§ Record set:
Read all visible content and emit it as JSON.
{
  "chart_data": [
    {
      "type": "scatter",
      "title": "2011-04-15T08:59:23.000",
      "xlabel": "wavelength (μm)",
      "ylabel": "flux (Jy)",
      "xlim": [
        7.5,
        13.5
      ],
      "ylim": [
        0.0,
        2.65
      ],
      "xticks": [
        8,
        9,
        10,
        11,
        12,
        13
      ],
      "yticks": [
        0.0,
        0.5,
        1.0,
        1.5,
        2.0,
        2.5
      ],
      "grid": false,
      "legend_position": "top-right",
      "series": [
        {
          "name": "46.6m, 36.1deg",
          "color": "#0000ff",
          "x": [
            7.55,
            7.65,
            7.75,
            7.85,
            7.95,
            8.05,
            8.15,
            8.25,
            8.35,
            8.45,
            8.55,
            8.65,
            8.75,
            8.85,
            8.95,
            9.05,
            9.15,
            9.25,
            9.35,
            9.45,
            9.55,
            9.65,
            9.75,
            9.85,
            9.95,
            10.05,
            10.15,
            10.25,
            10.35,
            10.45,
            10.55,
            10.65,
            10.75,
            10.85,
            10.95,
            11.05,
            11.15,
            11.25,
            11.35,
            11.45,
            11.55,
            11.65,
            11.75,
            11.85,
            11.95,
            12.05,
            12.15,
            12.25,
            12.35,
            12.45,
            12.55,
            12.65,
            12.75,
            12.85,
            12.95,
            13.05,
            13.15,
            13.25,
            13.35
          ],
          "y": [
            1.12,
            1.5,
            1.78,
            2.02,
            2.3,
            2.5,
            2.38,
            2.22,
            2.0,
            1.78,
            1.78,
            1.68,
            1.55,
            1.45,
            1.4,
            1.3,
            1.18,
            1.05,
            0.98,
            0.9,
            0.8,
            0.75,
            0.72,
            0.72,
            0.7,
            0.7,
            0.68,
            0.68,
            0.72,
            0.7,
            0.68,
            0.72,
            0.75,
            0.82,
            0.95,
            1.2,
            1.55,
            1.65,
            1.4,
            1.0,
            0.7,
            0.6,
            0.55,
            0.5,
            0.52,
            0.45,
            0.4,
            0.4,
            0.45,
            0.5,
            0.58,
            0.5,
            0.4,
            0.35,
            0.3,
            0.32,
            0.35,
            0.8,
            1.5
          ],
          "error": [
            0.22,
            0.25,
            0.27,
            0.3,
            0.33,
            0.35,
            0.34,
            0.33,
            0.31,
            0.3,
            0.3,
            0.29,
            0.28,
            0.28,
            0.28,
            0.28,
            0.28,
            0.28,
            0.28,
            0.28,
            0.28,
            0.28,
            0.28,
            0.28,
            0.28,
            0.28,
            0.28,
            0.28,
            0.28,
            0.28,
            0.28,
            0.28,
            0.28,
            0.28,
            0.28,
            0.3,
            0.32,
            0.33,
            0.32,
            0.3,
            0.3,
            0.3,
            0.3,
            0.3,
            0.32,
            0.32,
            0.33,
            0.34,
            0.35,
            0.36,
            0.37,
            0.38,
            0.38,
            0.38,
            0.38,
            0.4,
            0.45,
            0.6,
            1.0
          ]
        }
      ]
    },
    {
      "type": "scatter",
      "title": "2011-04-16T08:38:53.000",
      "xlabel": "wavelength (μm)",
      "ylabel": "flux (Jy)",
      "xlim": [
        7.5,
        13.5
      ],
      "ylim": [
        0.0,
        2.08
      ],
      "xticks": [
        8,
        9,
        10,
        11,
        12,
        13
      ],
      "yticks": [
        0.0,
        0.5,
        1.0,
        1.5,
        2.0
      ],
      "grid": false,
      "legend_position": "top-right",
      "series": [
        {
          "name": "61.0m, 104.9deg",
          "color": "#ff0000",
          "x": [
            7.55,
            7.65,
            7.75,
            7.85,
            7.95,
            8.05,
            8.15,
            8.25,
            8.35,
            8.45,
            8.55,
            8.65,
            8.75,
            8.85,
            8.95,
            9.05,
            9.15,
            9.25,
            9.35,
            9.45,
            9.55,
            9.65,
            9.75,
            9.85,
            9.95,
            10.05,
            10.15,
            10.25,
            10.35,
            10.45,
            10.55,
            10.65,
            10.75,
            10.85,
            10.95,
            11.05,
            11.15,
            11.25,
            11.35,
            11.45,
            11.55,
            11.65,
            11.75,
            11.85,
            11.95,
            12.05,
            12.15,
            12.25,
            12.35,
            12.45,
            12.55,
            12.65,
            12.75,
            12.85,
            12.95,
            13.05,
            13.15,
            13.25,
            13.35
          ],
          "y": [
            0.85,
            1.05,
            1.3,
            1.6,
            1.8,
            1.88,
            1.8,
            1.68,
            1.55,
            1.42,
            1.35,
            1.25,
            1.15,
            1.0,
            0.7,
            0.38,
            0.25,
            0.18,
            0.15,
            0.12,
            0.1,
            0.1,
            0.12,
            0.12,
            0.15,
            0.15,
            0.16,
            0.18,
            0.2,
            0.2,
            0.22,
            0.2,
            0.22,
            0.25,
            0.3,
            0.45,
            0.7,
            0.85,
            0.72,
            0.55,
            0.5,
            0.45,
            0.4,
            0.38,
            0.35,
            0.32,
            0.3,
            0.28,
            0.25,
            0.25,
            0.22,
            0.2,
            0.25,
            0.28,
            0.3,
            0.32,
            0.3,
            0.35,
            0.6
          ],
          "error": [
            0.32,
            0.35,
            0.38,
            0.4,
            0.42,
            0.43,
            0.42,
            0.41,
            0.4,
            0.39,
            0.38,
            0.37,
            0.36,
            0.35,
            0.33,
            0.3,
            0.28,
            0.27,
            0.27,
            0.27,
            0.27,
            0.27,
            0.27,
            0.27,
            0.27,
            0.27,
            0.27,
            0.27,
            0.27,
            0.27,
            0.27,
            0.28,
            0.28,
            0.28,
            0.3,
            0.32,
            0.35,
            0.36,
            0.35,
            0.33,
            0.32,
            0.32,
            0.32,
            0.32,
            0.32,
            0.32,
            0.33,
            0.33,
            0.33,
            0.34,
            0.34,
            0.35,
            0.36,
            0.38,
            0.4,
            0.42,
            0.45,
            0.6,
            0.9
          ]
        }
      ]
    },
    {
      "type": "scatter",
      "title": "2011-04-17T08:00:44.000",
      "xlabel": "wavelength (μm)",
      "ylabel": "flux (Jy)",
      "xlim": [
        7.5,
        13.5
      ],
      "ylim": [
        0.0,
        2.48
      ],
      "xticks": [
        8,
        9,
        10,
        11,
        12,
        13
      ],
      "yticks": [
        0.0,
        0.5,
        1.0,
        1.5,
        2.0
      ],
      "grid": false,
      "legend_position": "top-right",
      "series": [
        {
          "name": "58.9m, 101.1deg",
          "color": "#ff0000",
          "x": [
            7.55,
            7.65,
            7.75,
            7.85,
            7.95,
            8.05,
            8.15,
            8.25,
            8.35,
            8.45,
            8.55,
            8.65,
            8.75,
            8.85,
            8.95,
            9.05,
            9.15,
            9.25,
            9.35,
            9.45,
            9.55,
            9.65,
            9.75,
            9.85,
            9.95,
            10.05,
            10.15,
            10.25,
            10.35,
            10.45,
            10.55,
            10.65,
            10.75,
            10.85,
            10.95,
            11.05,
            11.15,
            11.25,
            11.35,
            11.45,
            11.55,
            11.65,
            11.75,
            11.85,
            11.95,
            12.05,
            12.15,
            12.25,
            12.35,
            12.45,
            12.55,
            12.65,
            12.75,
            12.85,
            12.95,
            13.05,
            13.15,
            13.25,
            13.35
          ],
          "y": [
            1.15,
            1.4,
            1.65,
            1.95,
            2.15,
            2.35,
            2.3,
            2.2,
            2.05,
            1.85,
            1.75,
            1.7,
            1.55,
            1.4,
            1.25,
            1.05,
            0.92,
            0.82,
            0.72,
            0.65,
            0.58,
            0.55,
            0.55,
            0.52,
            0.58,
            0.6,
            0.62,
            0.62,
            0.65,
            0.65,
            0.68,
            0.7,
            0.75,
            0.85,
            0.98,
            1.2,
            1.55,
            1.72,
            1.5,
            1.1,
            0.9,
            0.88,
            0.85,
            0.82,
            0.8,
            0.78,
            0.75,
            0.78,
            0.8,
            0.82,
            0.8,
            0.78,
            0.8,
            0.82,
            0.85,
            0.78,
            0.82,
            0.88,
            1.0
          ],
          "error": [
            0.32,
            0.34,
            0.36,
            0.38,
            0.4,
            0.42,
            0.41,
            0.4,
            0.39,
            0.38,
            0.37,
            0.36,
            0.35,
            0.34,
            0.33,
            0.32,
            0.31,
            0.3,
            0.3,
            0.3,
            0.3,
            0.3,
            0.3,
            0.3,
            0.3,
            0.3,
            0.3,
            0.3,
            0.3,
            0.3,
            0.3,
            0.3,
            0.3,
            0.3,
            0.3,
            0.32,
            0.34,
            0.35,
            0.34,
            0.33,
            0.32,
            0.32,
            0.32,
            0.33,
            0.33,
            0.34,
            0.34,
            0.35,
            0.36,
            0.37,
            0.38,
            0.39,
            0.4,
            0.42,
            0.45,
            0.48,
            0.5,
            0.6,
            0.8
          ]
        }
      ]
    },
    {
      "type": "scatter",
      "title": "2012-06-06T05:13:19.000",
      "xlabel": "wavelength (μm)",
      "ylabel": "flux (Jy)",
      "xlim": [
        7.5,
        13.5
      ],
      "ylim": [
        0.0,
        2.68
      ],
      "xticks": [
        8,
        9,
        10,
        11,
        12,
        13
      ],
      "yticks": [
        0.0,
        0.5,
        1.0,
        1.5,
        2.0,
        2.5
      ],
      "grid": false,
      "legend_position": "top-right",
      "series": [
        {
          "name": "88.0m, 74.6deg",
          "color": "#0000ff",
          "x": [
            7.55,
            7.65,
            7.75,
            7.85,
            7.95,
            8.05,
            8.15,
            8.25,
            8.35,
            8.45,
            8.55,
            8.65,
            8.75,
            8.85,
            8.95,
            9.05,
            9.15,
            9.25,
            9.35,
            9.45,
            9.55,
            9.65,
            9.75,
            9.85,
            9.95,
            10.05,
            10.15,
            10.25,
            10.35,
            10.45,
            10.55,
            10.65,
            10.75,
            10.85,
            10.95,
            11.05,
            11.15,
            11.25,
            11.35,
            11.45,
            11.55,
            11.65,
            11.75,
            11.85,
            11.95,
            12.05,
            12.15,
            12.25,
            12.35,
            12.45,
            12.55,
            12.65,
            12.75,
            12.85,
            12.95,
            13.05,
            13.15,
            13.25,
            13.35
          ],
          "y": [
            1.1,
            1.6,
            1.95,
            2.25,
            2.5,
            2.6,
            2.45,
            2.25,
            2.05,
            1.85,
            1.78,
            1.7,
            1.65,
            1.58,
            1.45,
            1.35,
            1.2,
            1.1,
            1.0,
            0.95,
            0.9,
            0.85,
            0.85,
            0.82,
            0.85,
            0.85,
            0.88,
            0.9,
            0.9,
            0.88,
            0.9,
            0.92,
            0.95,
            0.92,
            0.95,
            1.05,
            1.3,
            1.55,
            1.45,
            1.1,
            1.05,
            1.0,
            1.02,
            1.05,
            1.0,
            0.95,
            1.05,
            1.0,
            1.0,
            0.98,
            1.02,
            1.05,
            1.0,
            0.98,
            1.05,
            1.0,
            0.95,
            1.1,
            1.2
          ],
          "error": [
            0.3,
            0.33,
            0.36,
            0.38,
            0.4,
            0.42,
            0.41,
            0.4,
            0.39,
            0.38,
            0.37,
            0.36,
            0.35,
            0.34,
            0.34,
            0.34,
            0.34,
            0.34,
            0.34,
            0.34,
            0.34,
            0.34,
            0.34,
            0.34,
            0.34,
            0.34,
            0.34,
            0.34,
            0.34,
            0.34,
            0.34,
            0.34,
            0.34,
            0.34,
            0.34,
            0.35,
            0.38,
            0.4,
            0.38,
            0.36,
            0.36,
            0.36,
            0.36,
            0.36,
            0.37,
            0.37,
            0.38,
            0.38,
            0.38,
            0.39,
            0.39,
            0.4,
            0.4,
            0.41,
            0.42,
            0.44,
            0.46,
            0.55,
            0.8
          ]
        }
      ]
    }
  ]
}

---

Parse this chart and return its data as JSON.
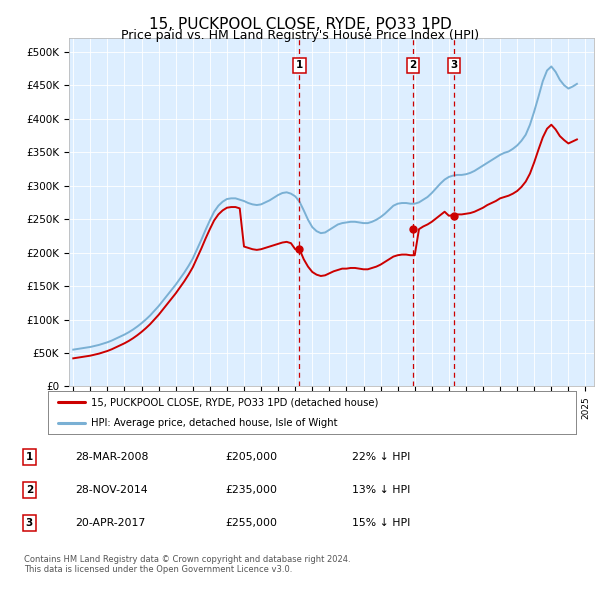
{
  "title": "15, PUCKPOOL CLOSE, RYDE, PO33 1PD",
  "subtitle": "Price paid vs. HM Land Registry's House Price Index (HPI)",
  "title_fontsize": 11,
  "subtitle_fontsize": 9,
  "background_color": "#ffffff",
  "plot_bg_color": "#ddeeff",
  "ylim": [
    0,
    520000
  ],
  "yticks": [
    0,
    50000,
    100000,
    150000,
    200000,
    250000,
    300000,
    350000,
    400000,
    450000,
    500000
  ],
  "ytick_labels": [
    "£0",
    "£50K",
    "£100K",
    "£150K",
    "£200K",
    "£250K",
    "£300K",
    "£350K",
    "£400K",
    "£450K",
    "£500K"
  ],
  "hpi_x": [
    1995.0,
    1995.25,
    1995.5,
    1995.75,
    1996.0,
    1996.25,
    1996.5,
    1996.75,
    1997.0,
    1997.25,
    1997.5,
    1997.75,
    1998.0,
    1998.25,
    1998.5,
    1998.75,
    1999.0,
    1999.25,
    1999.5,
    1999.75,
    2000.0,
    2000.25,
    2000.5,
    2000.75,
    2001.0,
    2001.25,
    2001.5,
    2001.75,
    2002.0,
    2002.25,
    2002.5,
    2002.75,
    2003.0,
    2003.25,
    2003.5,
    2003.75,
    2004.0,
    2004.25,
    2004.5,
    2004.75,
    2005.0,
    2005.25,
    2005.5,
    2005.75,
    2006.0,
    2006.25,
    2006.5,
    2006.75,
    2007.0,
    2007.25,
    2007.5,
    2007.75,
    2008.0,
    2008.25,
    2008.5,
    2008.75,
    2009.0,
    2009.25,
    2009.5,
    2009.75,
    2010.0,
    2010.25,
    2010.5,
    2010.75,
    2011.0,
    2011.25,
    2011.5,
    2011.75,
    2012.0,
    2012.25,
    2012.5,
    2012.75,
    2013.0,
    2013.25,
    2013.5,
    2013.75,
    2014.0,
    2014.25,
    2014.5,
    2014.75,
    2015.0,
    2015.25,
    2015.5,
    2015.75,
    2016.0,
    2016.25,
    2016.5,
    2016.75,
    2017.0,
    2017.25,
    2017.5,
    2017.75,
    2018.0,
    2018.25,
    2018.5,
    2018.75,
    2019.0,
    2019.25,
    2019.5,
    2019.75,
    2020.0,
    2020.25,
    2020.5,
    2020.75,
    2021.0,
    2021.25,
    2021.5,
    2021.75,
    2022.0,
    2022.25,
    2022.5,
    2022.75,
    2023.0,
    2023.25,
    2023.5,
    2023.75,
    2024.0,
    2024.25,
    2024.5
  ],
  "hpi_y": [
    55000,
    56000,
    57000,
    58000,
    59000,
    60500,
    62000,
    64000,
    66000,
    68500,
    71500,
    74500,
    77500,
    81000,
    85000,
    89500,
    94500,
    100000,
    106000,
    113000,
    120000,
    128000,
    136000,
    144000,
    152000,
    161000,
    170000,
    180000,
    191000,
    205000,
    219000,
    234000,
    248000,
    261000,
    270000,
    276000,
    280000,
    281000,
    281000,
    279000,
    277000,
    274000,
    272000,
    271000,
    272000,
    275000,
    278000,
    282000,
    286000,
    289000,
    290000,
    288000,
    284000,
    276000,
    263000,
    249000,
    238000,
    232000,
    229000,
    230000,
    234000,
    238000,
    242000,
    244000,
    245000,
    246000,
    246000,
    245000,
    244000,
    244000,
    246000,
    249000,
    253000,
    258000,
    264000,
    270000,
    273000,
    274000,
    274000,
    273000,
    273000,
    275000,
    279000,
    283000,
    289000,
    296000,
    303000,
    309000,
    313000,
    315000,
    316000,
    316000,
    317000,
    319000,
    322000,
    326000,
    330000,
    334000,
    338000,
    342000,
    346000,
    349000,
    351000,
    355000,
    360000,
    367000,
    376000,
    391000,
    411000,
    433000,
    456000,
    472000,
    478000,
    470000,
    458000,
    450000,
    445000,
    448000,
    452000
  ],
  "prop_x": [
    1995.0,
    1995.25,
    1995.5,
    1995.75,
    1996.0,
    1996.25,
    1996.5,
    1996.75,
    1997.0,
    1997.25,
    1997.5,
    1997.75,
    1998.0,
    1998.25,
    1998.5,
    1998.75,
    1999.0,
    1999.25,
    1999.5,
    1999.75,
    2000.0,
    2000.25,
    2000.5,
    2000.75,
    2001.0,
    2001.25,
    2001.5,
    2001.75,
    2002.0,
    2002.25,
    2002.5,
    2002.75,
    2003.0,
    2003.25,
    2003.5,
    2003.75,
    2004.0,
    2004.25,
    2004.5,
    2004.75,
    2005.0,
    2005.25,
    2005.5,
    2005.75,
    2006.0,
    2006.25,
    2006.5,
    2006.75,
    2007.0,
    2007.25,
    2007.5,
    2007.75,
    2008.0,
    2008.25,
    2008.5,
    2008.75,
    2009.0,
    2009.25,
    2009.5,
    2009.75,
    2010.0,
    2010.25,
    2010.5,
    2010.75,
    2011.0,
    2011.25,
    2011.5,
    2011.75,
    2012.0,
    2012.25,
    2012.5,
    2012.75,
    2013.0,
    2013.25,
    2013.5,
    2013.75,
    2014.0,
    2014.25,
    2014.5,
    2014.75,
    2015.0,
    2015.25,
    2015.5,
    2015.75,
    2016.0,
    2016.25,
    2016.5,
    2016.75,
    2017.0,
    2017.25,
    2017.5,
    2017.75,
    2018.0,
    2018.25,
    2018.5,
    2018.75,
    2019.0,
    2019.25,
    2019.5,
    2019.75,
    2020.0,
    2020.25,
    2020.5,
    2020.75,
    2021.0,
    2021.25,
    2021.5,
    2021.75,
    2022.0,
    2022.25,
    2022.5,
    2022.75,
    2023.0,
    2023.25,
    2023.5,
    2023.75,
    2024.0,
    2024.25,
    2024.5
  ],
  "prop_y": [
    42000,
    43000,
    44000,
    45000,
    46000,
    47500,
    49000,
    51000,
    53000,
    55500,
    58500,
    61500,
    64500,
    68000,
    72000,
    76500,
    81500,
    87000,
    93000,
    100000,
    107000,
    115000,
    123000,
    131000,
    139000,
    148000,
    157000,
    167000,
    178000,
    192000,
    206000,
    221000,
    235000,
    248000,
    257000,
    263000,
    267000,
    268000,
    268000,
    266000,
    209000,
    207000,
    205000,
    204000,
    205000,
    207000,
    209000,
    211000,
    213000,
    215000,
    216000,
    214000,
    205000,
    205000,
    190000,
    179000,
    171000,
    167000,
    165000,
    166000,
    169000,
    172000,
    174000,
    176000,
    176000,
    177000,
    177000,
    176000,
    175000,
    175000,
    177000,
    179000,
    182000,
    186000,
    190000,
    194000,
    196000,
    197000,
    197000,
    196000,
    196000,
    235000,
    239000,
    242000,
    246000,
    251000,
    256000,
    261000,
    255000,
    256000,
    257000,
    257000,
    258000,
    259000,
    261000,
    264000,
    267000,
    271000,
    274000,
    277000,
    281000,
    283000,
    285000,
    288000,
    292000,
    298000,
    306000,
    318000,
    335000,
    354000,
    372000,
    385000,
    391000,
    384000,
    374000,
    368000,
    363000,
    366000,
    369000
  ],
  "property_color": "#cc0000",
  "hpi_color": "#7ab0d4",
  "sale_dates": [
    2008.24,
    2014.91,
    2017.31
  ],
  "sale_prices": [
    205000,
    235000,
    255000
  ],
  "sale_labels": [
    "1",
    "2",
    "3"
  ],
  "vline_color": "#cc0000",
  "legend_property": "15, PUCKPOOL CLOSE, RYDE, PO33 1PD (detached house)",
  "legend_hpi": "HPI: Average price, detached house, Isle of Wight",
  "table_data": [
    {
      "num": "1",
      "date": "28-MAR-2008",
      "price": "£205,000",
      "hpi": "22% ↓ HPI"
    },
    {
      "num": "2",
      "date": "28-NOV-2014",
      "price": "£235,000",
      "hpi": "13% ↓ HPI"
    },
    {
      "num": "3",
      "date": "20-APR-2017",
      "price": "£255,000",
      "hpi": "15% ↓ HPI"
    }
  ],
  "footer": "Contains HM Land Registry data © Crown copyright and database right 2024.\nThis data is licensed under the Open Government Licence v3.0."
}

§ What is needed: Check every line for "CLOSE" and show the ones that have it.

§ Result for this task:
  "title": "15, PUCKPOOL CLOSE, RYDE, PO33 1PD",
  "legend_property": "15, PUCKPOOL CLOSE, RYDE, PO33 1PD (detached house)",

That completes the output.